> _EXERCISE MATERIAL_
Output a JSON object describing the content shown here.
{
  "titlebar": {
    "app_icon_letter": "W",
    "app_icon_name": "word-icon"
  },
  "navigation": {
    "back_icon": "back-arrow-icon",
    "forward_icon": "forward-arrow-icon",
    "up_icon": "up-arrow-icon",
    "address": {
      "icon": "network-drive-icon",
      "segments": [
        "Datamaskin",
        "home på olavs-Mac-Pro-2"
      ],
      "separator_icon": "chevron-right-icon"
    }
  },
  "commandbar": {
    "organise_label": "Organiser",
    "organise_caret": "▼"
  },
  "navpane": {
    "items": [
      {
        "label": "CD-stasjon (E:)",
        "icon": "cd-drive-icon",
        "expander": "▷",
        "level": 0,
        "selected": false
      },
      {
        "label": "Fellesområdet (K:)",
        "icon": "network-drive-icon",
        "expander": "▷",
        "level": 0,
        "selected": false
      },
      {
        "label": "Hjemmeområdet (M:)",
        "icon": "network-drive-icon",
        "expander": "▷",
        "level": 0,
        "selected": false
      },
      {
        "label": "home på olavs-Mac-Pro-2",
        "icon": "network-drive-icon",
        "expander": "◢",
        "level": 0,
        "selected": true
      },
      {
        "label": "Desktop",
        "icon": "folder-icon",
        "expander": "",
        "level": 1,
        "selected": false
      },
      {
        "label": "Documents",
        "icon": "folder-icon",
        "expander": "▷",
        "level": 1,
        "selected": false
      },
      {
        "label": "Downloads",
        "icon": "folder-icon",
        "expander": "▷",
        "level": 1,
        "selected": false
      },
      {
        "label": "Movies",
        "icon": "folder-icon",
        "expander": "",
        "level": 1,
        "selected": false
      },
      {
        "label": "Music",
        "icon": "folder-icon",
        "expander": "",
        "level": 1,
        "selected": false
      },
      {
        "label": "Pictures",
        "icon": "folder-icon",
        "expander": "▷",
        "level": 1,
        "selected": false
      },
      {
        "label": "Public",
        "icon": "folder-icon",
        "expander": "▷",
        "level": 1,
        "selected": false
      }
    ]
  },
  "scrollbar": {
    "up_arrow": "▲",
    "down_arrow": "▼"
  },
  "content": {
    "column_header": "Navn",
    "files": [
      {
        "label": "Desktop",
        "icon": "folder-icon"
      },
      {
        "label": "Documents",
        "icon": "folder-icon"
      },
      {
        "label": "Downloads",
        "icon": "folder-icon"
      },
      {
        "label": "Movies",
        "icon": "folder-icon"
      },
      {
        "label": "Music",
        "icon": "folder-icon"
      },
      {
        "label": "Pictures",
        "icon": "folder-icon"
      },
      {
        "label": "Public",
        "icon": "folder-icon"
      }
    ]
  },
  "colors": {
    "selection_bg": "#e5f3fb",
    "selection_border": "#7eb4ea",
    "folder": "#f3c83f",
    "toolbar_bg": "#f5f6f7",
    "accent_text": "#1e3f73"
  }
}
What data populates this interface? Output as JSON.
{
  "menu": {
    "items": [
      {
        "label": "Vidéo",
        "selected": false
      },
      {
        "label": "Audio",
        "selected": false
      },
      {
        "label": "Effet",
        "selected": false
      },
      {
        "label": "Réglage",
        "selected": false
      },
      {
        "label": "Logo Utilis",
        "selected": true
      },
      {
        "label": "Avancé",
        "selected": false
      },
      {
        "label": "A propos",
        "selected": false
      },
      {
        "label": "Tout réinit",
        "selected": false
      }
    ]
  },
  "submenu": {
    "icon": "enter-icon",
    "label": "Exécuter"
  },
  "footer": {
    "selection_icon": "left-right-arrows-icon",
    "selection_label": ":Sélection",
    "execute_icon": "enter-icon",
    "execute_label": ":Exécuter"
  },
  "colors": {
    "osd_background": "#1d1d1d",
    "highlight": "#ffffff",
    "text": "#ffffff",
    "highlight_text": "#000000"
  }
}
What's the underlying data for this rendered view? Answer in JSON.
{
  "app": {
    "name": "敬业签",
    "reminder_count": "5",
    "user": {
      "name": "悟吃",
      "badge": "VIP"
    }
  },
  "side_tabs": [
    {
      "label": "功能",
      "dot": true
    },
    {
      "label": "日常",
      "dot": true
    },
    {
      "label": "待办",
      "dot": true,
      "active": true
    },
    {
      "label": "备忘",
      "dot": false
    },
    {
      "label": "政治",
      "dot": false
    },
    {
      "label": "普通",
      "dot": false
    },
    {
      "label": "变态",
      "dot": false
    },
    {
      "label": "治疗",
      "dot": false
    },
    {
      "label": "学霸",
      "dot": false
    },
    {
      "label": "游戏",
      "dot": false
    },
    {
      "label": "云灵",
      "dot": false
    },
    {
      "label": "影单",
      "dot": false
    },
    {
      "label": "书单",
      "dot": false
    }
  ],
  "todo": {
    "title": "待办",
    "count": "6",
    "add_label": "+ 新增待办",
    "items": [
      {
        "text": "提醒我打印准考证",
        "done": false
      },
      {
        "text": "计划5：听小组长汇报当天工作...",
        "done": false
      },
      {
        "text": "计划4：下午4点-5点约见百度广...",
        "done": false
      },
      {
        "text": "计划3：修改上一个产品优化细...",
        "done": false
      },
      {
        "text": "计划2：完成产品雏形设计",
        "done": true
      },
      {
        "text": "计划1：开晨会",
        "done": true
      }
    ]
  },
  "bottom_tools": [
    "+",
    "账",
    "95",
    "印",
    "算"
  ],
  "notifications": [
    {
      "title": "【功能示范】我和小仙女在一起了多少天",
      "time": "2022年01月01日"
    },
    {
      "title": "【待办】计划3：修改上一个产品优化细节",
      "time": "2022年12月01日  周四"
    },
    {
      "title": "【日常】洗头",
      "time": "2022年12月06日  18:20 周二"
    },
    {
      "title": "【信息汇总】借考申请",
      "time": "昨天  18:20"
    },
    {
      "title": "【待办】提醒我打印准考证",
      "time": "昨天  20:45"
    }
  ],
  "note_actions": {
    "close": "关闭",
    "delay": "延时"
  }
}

> _EXERCISE PROMPT_
Each line above must be reproduced exactly as it stands.

> _COMPLETE RESPONSE_
Output a JSON object describing the content shown here.
{
  "titlebar": {
    "app_icon_letter": "W",
    "app_icon_name": "word-icon"
  },
  "navigation": {
    "back_icon": "back-arrow-icon",
    "forward_icon": "forward-arrow-icon",
    "up_icon": "up-arrow-icon",
    "address": {
      "icon": "network-drive-icon",
      "segments": [
        "Datamaskin",
        "home på olavs-Mac-Pro-2"
      ],
      "separator_icon": "chevron-right-icon"
    }
  },
  "commandbar": {
    "organise_label": "Organiser",
    "organise_caret": "▼"
  },
  "navpane": {
    "items": [
      {
        "label": "CD-stasjon (E:)",
        "icon": "cd-drive-icon",
        "expander": "▷",
        "level": 0,
        "selected": false
      },
      {
        "label": "Fellesområdet (K:)",
        "icon": "network-drive-icon",
        "expander": "▷",
        "level": 0,
        "selected": false
      },
      {
        "label": "Hjemmeområdet (M:)",
        "icon": "network-drive-icon",
        "expander": "▷",
        "level": 0,
        "selected": false
      },
      {
        "label": "home på olavs-Mac-Pro-2",
        "icon": "network-drive-icon",
        "expander": "◢",
        "level": 0,
        "selected": true
      },
      {
        "label": "Desktop",
        "icon": "folder-icon",
        "expander": "",
        "level": 1,
        "selected": false
      },
      {
        "label": "Documents",
        "icon": "folder-icon",
        "expander": "▷",
        "level": 1,
        "selected": false
      },
      {
        "label": "Downloads",
        "icon": "folder-icon",
        "expander": "▷",
        "level": 1,
        "selected": false
      },
      {
        "label": "Movies",
        "icon": "folder-icon",
        "expander": "",
        "level": 1,
        "selected": false
      },
      {
        "label": "Music",
        "icon": "folder-icon",
        "expander": "",
        "level": 1,
        "selected": false
      },
      {
        "label": "Pictures",
        "icon": "folder-icon",
        "expander": "▷",
        "level": 1,
        "selected": false
      },
      {
        "label": "Public",
        "icon": "folder-icon",
        "expander": "▷",
        "level": 1,
        "selected": false
      }
    ]
  },
  "scrollbar": {
    "up_arrow": "▲",
    "down_arrow": "▼"
  },
  "content": {
    "column_header": "Navn",
    "files": [
      {
        "label": "Desktop",
        "icon": "folder-icon"
      },
      {
        "label": "Documents",
        "icon": "folder-icon"
      },
      {
        "label": "Downloads",
        "icon": "folder-icon"
      },
      {
        "label": "Movies",
        "icon": "folder-icon"
      },
      {
        "label": "Music",
        "icon": "folder-icon"
      },
      {
        "label": "Pictures",
        "icon": "folder-icon"
      },
      {
        "label": "Public",
        "icon": "folder-icon"
      }
    ]
  },
  "colors": {
    "selection_bg": "#e5f3fb",
    "selection_border": "#7eb4ea",
    "folder": "#f3c83f",
    "toolbar_bg": "#f5f6f7",
    "accent_text": "#1e3f73"
  }
}
What data populates this interface? Output as JSON.
{
  "menu": {
    "items": [
      {
        "label": "Vidéo",
        "selected": false
      },
      {
        "label": "Audio",
        "selected": false
      },
      {
        "label": "Effet",
        "selected": false
      },
      {
        "label": "Réglage",
        "selected": false
      },
      {
        "label": "Logo Utilis",
        "selected": true
      },
      {
        "label": "Avancé",
        "selected": false
      },
      {
        "label": "A propos",
        "selected": false
      },
      {
        "label": "Tout réinit",
        "selected": false
      }
    ]
  },
  "submenu": {
    "icon": "enter-icon",
    "label": "Exécuter"
  },
  "footer": {
    "selection_icon": "left-right-arrows-icon",
    "selection_label": ":Sélection",
    "execute_icon": "enter-icon",
    "execute_label": ":Exécuter"
  },
  "colors": {
    "osd_background": "#1d1d1d",
    "highlight": "#ffffff",
    "text": "#ffffff",
    "highlight_text": "#000000"
  }
}
What's the underlying data for this rendered view? Answer in JSON.
{
  "app": {
    "name": "敬业签",
    "reminder_count": "5",
    "user": {
      "name": "悟吃",
      "badge": "VIP"
    }
  },
  "side_tabs": [
    {
      "label": "功能",
      "dot": true
    },
    {
      "label": "日常",
      "dot": true
    },
    {
      "label": "待办",
      "dot": true,
      "active": true
    },
    {
      "label": "备忘",
      "dot": false
    },
    {
      "label": "政治",
      "dot": false
    },
    {
      "label": "普通",
      "dot": false
    },
    {
      "label": "变态",
      "dot": false
    },
    {
      "label": "治疗",
      "dot": false
    },
    {
      "label": "学霸",
      "dot": false
    },
    {
      "label": "游戏",
      "dot": false
    },
    {
      "label": "云灵",
      "dot": false
    },
    {
      "label": "影单",
      "dot": false
    },
    {
      "label": "书单",
      "dot": false
    }
  ],
  "todo": {
    "title": "待办",
    "count": "6",
    "add_label": "+ 新增待办",
    "items": [
      {
        "text": "提醒我打印准考证",
        "done": false
      },
      {
        "text": "计划5：听小组长汇报当天工作...",
        "done": false
      },
      {
        "text": "计划4：下午4点-5点约见百度广...",
        "done": false
      },
      {
        "text": "计划3：修改上一个产品优化细...",
        "done": false
      },
      {
        "text": "计划2：完成产品雏形设计",
        "done": true
      },
      {
        "text": "计划1：开晨会",
        "done": true
      }
    ]
  },
  "bottom_tools": [
    "+",
    "账",
    "95",
    "印",
    "算"
  ],
  "notifications": [
    {
      "title": "【功能示范】我和小仙女在一起了多少天",
      "time": "2022年01月01日"
    },
    {
      "title": "【待办】计划3：修改上一个产品优化细节",
      "time": "2022年12月01日  周四"
    },
    {
      "title": "【日常】洗头",
      "time": "2022年12月06日  18:20 周二"
    },
    {
      "title": "【信息汇总】借考申请",
      "time": "昨天  18:20"
    },
    {
      "title": "【待办】提醒我打印准考证",
      "time": "昨天  20:45"
    }
  ],
  "note_actions": {
    "close": "关闭",
    "delay": "延时"
  }
}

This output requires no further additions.